Exercise: Copy every line of the data that contains the string "this".

Given records:
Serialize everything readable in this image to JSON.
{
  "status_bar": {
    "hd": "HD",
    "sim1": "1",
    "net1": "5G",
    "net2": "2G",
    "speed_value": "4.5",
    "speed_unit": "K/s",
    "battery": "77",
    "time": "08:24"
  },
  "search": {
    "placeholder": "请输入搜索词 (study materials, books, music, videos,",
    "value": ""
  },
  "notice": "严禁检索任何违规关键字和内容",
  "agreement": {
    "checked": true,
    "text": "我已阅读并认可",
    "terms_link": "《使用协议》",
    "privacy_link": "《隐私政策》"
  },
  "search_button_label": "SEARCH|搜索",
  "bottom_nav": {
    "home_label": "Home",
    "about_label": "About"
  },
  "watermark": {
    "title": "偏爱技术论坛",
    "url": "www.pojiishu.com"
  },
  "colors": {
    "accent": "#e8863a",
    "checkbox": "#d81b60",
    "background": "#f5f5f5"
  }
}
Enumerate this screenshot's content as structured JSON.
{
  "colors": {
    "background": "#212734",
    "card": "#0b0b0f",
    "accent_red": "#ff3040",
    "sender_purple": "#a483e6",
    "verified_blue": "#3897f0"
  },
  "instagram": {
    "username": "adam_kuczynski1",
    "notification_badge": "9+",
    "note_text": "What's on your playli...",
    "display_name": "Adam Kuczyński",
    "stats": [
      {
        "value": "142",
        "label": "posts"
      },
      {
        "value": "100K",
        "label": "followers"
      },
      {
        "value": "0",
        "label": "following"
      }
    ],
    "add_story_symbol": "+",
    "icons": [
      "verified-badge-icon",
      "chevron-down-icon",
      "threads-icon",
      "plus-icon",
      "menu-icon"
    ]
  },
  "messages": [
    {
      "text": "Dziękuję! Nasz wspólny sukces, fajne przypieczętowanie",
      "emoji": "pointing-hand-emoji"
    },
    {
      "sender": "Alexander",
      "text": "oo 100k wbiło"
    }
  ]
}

Task result:
Serialize everything readable in this image to JSON.
Enumerate this screenshot's content as structured JSON.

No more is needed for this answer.